►

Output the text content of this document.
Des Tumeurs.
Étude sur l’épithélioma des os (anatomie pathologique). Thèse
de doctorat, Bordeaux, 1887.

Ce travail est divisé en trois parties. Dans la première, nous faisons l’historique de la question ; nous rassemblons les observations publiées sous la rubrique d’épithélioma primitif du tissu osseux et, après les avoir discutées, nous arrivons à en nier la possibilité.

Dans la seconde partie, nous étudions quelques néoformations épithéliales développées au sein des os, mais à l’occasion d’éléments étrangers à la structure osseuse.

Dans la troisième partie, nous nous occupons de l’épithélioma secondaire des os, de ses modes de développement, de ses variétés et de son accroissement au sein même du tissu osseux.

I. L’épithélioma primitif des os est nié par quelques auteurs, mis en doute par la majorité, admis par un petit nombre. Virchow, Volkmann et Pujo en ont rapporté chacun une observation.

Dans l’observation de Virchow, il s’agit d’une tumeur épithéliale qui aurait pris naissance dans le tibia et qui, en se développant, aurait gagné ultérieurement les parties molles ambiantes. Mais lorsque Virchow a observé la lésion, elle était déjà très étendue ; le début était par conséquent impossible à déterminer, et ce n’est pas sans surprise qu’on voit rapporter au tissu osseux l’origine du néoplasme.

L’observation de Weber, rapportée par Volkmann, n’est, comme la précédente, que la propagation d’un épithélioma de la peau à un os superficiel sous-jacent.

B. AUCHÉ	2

◄

◆ DO THIS ◆
Examine the records and pull out every line where the string "primitif" occurs.

◆ ANSWER TO THE PROBLEM ◆
Ce travail est divisé en trois parties. Dans la première, nous faisons l’historique de la question ; nous rassemblons les observations publiées sous la rubrique d’épithélioma primitif du tissu osseux et, après les avoir discutées, nous arrivons à en nier la possibilité.
I. L’épithélioma primitif des os est nié par quelques auteurs, mis en doute par la majorité, admis par un petit nombre. Virchow, Volkmann et Pujo en ont rapporté chacun une observation.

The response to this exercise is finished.